=== Listed entries ===
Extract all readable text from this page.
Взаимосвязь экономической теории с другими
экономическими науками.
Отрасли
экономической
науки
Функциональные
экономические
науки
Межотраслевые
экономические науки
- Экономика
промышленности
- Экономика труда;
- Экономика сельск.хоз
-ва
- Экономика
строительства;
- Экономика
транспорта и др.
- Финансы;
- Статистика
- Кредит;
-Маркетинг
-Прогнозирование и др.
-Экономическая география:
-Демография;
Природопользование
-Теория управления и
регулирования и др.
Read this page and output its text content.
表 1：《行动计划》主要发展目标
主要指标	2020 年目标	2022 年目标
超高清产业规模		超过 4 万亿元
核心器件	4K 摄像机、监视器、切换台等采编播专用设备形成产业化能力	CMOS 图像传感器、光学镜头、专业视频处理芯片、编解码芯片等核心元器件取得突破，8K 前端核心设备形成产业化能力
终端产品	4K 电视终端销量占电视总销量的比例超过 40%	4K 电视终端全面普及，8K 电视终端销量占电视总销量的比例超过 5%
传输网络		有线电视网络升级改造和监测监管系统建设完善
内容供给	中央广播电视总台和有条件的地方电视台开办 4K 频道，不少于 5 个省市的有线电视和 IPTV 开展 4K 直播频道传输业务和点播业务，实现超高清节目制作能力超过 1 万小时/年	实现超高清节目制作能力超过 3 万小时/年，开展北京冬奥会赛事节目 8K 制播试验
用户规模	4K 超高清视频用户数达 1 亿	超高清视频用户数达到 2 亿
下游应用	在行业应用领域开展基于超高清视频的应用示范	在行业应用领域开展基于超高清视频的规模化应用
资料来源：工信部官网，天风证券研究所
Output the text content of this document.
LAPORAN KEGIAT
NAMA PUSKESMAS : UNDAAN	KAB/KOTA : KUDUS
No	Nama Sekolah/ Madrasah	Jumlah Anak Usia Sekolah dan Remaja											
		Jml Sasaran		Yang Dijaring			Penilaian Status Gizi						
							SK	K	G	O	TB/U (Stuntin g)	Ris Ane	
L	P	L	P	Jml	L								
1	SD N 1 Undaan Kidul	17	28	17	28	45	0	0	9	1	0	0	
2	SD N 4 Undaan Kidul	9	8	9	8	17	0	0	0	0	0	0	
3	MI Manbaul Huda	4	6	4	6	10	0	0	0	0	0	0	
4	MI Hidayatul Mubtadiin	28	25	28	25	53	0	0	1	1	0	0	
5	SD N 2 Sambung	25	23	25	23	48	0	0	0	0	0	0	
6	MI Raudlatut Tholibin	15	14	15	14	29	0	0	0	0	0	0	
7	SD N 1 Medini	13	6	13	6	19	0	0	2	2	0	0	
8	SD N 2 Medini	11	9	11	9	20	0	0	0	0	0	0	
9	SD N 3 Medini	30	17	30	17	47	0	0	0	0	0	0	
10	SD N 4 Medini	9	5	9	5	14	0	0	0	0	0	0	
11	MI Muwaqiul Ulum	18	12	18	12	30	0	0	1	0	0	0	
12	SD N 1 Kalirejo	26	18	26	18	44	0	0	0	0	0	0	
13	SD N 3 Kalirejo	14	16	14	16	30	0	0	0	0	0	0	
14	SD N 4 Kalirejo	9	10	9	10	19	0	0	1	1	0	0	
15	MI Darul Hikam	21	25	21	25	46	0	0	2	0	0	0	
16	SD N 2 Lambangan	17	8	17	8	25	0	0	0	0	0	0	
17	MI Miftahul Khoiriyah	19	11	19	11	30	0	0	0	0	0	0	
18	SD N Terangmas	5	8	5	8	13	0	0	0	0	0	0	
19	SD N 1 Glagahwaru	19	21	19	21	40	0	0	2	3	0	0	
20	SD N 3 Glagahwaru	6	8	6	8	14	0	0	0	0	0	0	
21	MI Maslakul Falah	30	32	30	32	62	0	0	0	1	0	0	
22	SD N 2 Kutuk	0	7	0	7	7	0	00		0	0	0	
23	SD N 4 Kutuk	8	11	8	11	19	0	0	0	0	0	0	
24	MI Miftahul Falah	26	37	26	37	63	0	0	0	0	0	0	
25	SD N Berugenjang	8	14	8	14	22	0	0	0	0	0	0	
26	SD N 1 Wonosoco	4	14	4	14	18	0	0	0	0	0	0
===
=== Listed entries ===
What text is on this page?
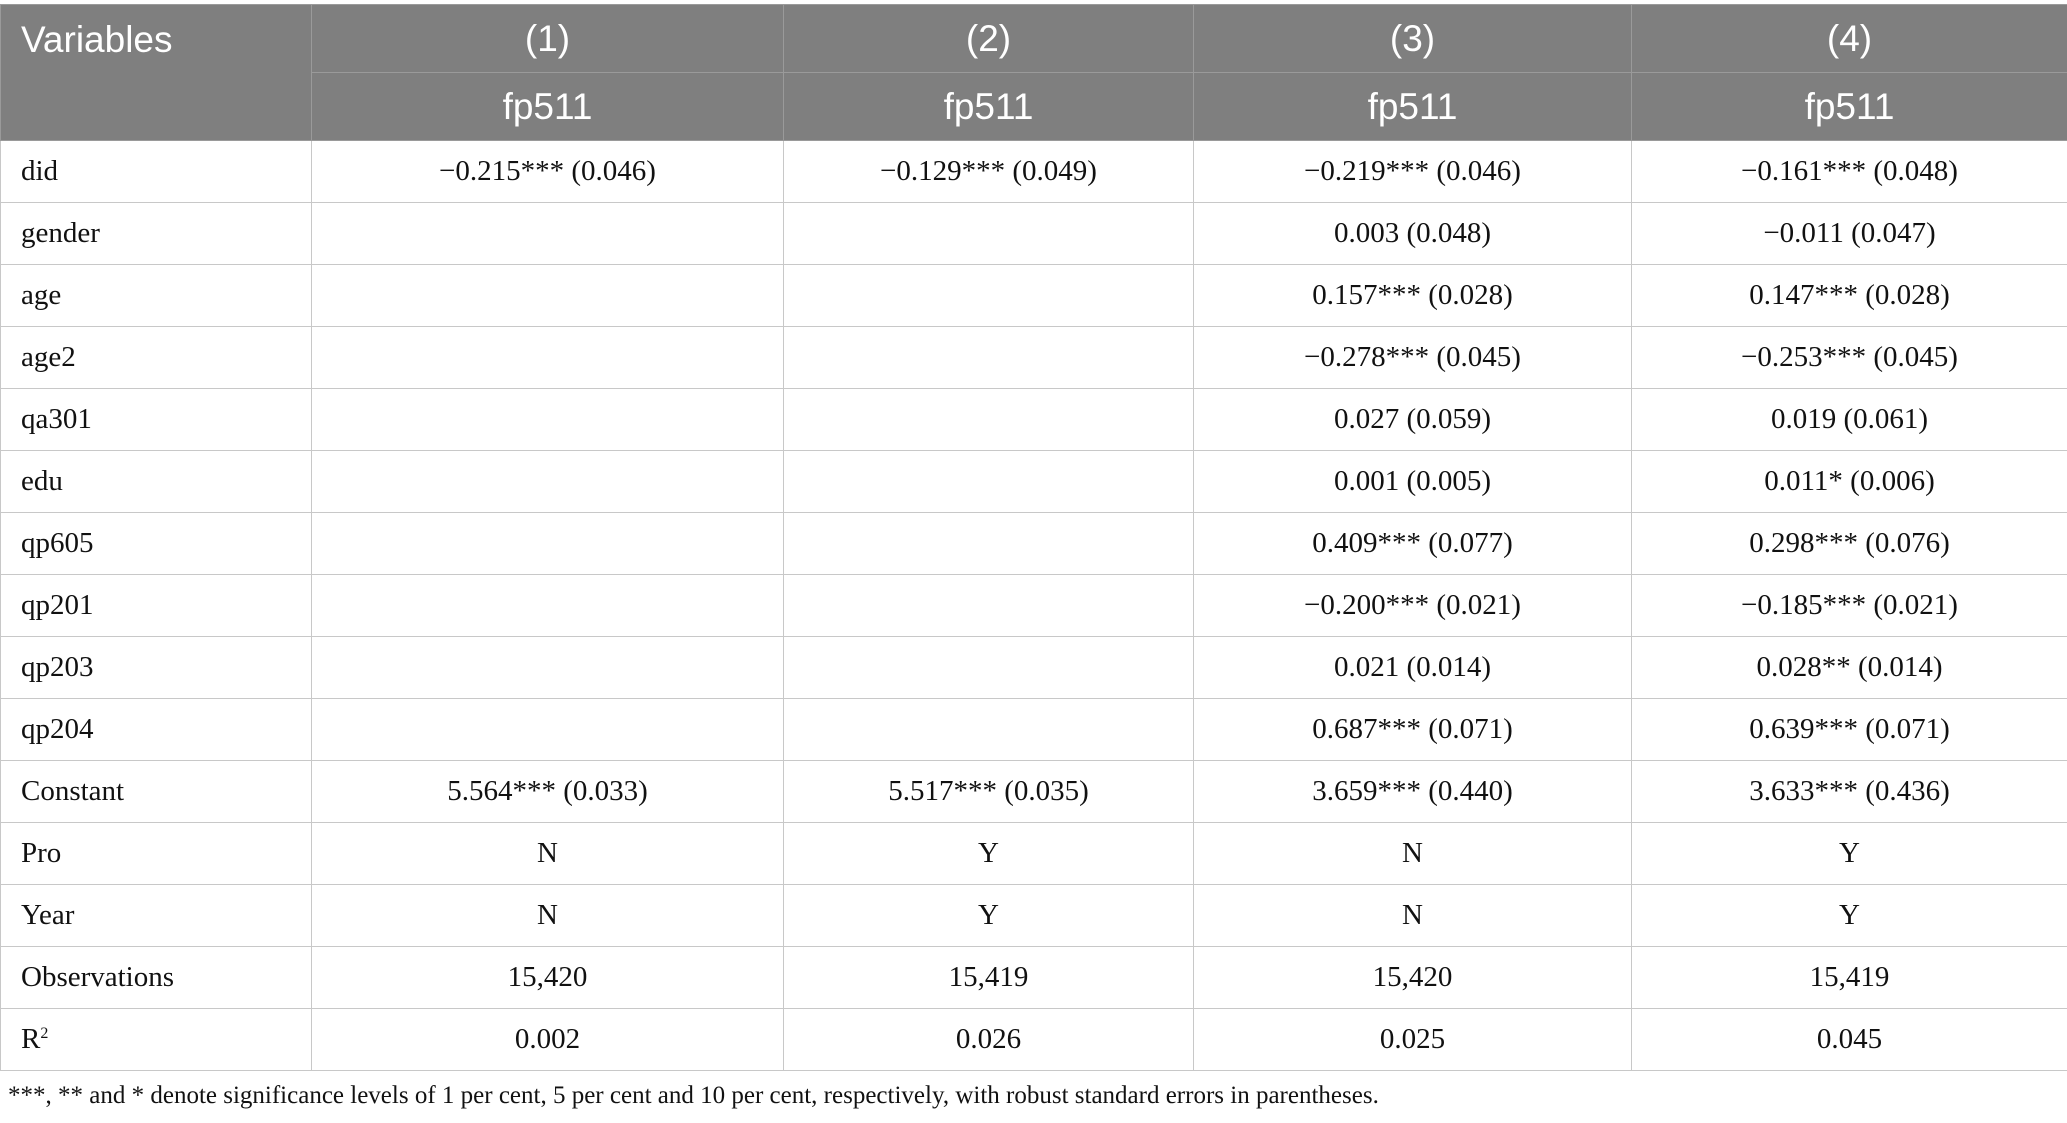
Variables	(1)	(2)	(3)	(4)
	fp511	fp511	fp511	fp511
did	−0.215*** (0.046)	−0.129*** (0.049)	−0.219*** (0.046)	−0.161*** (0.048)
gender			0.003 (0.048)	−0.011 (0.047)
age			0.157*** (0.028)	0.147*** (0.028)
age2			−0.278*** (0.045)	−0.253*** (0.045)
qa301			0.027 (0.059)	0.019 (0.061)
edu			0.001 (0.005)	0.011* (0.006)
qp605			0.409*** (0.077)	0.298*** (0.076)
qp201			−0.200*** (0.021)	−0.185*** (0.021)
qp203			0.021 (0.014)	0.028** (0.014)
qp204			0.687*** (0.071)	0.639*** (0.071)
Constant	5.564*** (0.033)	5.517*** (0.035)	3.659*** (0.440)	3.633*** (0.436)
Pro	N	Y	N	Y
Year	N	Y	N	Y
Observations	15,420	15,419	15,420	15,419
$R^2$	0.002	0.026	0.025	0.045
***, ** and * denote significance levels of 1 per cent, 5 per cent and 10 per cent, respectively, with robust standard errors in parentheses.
===
Exercise directions:
Display every line of the listing that contains the string "content".

Result for this task:
Read this page and output its text content.
Output the text content of this document.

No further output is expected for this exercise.